** TASK ITEM **
The answer must restate the listing word for word, without its images.

** DATASET EXCERPTS **
<<<<
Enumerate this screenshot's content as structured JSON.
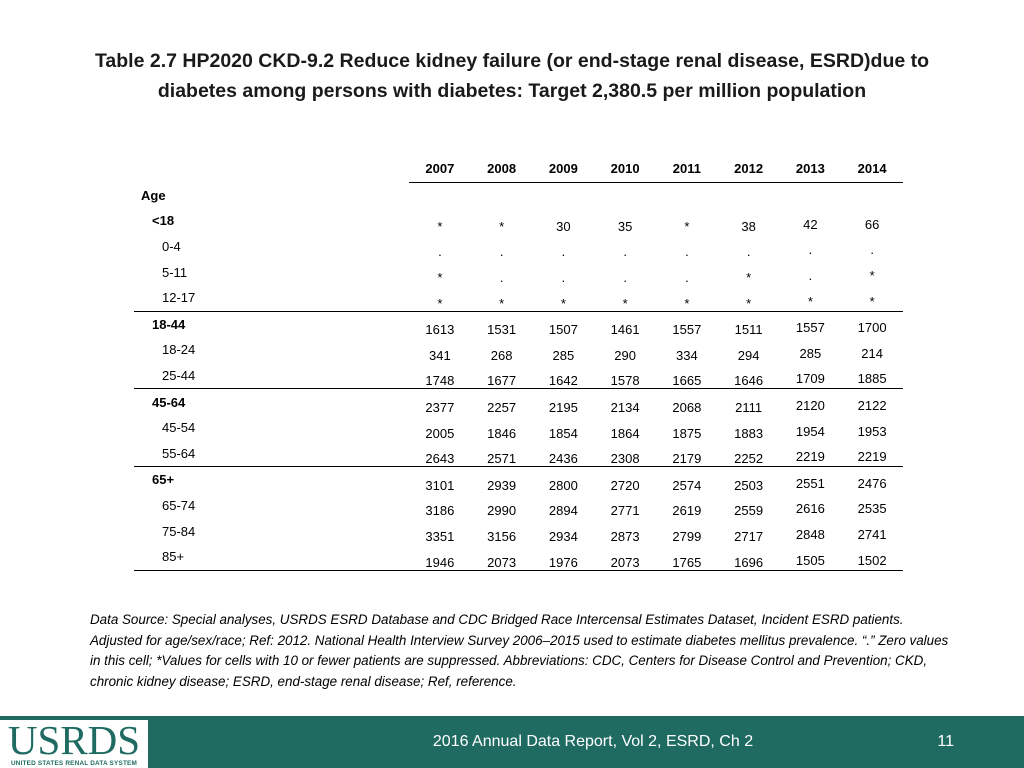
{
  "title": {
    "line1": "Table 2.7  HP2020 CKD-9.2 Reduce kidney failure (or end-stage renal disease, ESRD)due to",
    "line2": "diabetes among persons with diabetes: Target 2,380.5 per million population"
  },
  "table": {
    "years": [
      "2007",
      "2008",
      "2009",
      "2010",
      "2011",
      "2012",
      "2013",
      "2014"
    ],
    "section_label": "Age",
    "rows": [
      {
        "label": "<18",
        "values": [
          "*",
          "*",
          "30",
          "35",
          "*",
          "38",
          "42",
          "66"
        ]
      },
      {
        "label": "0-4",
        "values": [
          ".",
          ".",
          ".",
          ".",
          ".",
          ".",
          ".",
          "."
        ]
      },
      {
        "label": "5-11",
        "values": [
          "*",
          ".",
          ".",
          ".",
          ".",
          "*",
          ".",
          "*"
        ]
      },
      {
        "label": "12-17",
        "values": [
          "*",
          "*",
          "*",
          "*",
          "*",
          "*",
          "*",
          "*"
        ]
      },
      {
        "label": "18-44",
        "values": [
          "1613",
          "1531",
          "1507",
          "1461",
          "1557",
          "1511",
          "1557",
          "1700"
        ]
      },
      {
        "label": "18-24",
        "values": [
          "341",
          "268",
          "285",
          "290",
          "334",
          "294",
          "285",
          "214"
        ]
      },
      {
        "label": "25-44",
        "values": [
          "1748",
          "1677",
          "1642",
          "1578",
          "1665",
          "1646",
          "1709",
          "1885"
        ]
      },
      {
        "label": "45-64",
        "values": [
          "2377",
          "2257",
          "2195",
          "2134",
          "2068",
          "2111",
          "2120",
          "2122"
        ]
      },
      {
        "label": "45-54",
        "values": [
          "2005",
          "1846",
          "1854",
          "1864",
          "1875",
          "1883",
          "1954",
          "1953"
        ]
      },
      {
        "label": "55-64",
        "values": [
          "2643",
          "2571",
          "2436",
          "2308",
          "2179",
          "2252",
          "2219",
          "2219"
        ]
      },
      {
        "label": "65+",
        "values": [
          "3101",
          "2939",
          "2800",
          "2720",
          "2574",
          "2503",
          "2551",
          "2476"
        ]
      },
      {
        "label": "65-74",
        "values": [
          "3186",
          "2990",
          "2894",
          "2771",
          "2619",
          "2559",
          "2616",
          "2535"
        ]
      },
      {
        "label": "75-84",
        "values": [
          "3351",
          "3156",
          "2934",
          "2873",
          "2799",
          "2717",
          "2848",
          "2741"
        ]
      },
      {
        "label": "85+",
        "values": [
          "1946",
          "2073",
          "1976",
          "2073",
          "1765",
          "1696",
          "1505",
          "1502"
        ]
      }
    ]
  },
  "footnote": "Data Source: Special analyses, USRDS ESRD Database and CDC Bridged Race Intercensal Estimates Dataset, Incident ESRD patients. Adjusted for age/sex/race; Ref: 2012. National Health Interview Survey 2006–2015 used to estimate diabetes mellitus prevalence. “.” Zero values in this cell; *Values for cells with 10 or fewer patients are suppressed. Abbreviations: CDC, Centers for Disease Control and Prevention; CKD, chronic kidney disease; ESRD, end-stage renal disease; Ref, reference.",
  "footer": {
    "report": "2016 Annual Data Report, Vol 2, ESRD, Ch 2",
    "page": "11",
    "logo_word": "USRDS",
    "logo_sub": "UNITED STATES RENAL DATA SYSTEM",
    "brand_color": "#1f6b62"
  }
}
>>>>
** SOLUTION FOR THIS TASK **
Enumerate this screenshot's content as structured JSON.
{
  "title": {
    "line1": "Table 2.7  HP2020 CKD-9.2 Reduce kidney failure (or end-stage renal disease, ESRD)due to",
    "line2": "diabetes among persons with diabetes: Target 2,380.5 per million population"
  },
  "table": {
    "years": [
      "2007",
      "2008",
      "2009",
      "2010",
      "2011",
      "2012",
      "2013",
      "2014"
    ],
    "section_label": "Age",
    "rows": [
      {
        "label": "<18",
        "values": [
          "*",
          "*",
          "30",
          "35",
          "*",
          "38",
          "42",
          "66"
        ]
      },
      {
        "label": "0-4",
        "values": [
          ".",
          ".",
          ".",
          ".",
          ".",
          ".",
          ".",
          "."
        ]
      },
      {
        "label": "5-11",
        "values": [
          "*",
          ".",
          ".",
          ".",
          ".",
          "*",
          ".",
          "*"
        ]
      },
      {
        "label": "12-17",
        "values": [
          "*",
          "*",
          "*",
          "*",
          "*",
          "*",
          "*",
          "*"
        ]
      },
      {
        "label": "18-44",
        "values": [
          "1613",
          "1531",
          "1507",
          "1461",
          "1557",
          "1511",
          "1557",
          "1700"
        ]
      },
      {
        "label": "18-24",
        "values": [
          "341",
          "268",
          "285",
          "290",
          "334",
          "294",
          "285",
          "214"
        ]
      },
      {
        "label": "25-44",
        "values": [
          "1748",
          "1677",
          "1642",
          "1578",
          "1665",
          "1646",
          "1709",
          "1885"
        ]
      },
      {
        "label": "45-64",
        "values": [
          "2377",
          "2257",
          "2195",
          "2134",
          "2068",
          "2111",
          "2120",
          "2122"
        ]
      },
      {
        "label": "45-54",
        "values": [
          "2005",
          "1846",
          "1854",
          "1864",
          "1875",
          "1883",
          "1954",
          "1953"
        ]
      },
      {
        "label": "55-64",
        "values": [
          "2643",
          "2571",
          "2436",
          "2308",
          "2179",
          "2252",
          "2219",
          "2219"
        ]
      },
      {
        "label": "65+",
        "values": [
          "3101",
          "2939",
          "2800",
          "2720",
          "2574",
          "2503",
          "2551",
          "2476"
        ]
      },
      {
        "label": "65-74",
        "values": [
          "3186",
          "2990",
          "2894",
          "2771",
          "2619",
          "2559",
          "2616",
          "2535"
        ]
      },
      {
        "label": "75-84",
        "values": [
          "3351",
          "3156",
          "2934",
          "2873",
          "2799",
          "2717",
          "2848",
          "2741"
        ]
      },
      {
        "label": "85+",
        "values": [
          "1946",
          "2073",
          "1976",
          "2073",
          "1765",
          "1696",
          "1505",
          "1502"
        ]
      }
    ]
  },
  "footnote": "Data Source: Special analyses, USRDS ESRD Database and CDC Bridged Race Intercensal Estimates Dataset, Incident ESRD patients. Adjusted for age/sex/race; Ref: 2012. National Health Interview Survey 2006–2015 used to estimate diabetes mellitus prevalence. “.” Zero values in this cell; *Values for cells with 10 or fewer patients are suppressed. Abbreviations: CDC, Centers for Disease Control and Prevention; CKD, chronic kidney disease; ESRD, end-stage renal disease; Ref, reference.",
  "footer": {
    "report": "2016 Annual Data Report, Vol 2, ESRD, Ch 2",
    "page": "11",
    "logo_word": "USRDS",
    "logo_sub": "UNITED STATES RENAL DATA SYSTEM",
    "brand_color": "#1f6b62"
  }
}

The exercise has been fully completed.